CHALLENGE:
Copy out all of the data below with no alterations.

Figure content listings:
----
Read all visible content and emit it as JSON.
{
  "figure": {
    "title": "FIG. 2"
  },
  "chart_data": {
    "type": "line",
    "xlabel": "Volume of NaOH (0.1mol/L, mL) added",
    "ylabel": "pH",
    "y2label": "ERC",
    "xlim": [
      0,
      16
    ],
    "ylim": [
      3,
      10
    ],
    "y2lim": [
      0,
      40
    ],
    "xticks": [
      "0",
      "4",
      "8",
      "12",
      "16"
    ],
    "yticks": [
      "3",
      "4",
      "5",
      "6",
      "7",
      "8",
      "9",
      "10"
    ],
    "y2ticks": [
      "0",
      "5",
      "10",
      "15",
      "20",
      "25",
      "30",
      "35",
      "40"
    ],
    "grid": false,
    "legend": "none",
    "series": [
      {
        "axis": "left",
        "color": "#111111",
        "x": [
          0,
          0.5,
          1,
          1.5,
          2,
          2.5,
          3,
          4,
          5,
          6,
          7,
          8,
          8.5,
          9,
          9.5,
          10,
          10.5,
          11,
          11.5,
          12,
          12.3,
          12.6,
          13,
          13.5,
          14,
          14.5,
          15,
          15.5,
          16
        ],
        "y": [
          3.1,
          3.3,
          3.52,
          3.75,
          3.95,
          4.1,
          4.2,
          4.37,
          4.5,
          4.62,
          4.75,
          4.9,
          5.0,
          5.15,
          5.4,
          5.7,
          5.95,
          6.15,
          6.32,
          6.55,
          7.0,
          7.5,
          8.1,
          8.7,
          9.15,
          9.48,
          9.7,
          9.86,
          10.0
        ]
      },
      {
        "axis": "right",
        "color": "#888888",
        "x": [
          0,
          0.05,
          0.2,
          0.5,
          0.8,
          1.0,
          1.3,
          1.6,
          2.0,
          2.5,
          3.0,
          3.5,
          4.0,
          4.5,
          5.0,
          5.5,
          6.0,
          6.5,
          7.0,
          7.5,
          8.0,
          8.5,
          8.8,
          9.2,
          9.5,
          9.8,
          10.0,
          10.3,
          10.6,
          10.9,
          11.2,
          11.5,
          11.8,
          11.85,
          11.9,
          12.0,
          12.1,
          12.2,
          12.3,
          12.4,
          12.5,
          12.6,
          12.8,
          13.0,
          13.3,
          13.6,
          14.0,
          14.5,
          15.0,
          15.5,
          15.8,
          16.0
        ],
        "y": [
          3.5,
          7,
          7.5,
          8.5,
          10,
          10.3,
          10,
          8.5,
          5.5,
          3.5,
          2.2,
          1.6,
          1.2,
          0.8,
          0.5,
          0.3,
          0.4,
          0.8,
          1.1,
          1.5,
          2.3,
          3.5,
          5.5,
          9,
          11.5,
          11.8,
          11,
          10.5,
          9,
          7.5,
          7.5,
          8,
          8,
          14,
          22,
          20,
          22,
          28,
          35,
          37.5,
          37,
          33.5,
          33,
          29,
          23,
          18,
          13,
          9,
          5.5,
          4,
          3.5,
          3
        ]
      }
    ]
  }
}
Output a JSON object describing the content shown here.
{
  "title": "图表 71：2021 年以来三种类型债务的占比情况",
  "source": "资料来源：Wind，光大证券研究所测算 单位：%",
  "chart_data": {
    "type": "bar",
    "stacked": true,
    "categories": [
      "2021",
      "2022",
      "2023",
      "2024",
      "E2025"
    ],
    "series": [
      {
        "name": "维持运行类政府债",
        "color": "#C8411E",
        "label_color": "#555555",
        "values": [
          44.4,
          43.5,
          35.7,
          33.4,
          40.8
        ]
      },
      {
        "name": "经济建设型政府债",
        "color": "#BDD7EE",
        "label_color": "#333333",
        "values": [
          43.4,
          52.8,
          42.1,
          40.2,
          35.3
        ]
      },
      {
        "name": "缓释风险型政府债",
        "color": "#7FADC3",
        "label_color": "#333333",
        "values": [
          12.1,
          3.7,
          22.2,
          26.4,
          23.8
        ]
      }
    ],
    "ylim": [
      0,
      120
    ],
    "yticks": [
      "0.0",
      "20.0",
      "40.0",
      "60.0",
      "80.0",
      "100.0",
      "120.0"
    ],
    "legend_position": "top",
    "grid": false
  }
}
----
THE REPLY:
Read all visible content and emit it as JSON.
{
  "figure": {
    "title": "FIG. 2"
  },
  "chart_data": {
    "type": "line",
    "xlabel": "Volume of NaOH (0.1mol/L, mL) added",
    "ylabel": "pH",
    "y2label": "ERC",
    "xlim": [
      0,
      16
    ],
    "ylim": [
      3,
      10
    ],
    "y2lim": [
      0,
      40
    ],
    "xticks": [
      "0",
      "4",
      "8",
      "12",
      "16"
    ],
    "yticks": [
      "3",
      "4",
      "5",
      "6",
      "7",
      "8",
      "9",
      "10"
    ],
    "y2ticks": [
      "0",
      "5",
      "10",
      "15",
      "20",
      "25",
      "30",
      "35",
      "40"
    ],
    "grid": false,
    "legend": "none",
    "series": [
      {
        "axis": "left",
        "color": "#111111",
        "x": [
          0,
          0.5,
          1,
          1.5,
          2,
          2.5,
          3,
          4,
          5,
          6,
          7,
          8,
          8.5,
          9,
          9.5,
          10,
          10.5,
          11,
          11.5,
          12,
          12.3,
          12.6,
          13,
          13.5,
          14,
          14.5,
          15,
          15.5,
          16
        ],
        "y": [
          3.1,
          3.3,
          3.52,
          3.75,
          3.95,
          4.1,
          4.2,
          4.37,
          4.5,
          4.62,
          4.75,
          4.9,
          5.0,
          5.15,
          5.4,
          5.7,
          5.95,
          6.15,
          6.32,
          6.55,
          7.0,
          7.5,
          8.1,
          8.7,
          9.15,
          9.48,
          9.7,
          9.86,
          10.0
        ]
      },
      {
        "axis": "right",
        "color": "#888888",
        "x": [
          0,
          0.05,
          0.2,
          0.5,
          0.8,
          1.0,
          1.3,
          1.6,
          2.0,
          2.5,
          3.0,
          3.5,
          4.0,
          4.5,
          5.0,
          5.5,
          6.0,
          6.5,
          7.0,
          7.5,
          8.0,
          8.5,
          8.8,
          9.2,
          9.5,
          9.8,
          10.0,
          10.3,
          10.6,
          10.9,
          11.2,
          11.5,
          11.8,
          11.85,
          11.9,
          12.0,
          12.1,
          12.2,
          12.3,
          12.4,
          12.5,
          12.6,
          12.8,
          13.0,
          13.3,
          13.6,
          14.0,
          14.5,
          15.0,
          15.5,
          15.8,
          16.0
        ],
        "y": [
          3.5,
          7,
          7.5,
          8.5,
          10,
          10.3,
          10,
          8.5,
          5.5,
          3.5,
          2.2,
          1.6,
          1.2,
          0.8,
          0.5,
          0.3,
          0.4,
          0.8,
          1.1,
          1.5,
          2.3,
          3.5,
          5.5,
          9,
          11.5,
          11.8,
          11,
          10.5,
          9,
          7.5,
          7.5,
          8,
          8,
          14,
          22,
          20,
          22,
          28,
          35,
          37.5,
          37,
          33.5,
          33,
          29,
          23,
          18,
          13,
          9,
          5.5,
          4,
          3.5,
          3
        ]
      }
    ]
  }
}
Output a JSON object describing the content shown here.
{
  "title": "图表 71：2021 年以来三种类型债务的占比情况",
  "source": "资料来源：Wind，光大证券研究所测算 单位：%",
  "chart_data": {
    "type": "bar",
    "stacked": true,
    "categories": [
      "2021",
      "2022",
      "2023",
      "2024",
      "E2025"
    ],
    "series": [
      {
        "name": "维持运行类政府债",
        "color": "#C8411E",
        "label_color": "#555555",
        "values": [
          44.4,
          43.5,
          35.7,
          33.4,
          40.8
        ]
      },
      {
        "name": "经济建设型政府债",
        "color": "#BDD7EE",
        "label_color": "#333333",
        "values": [
          43.4,
          52.8,
          42.1,
          40.2,
          35.3
        ]
      },
      {
        "name": "缓释风险型政府债",
        "color": "#7FADC3",
        "label_color": "#333333",
        "values": [
          12.1,
          3.7,
          22.2,
          26.4,
          23.8
        ]
      }
    ],
    "ylim": [
      0,
      120
    ],
    "yticks": [
      "0.0",
      "20.0",
      "40.0",
      "60.0",
      "80.0",
      "100.0",
      "120.0"
    ],
    "legend_position": "top",
    "grid": false
  }
}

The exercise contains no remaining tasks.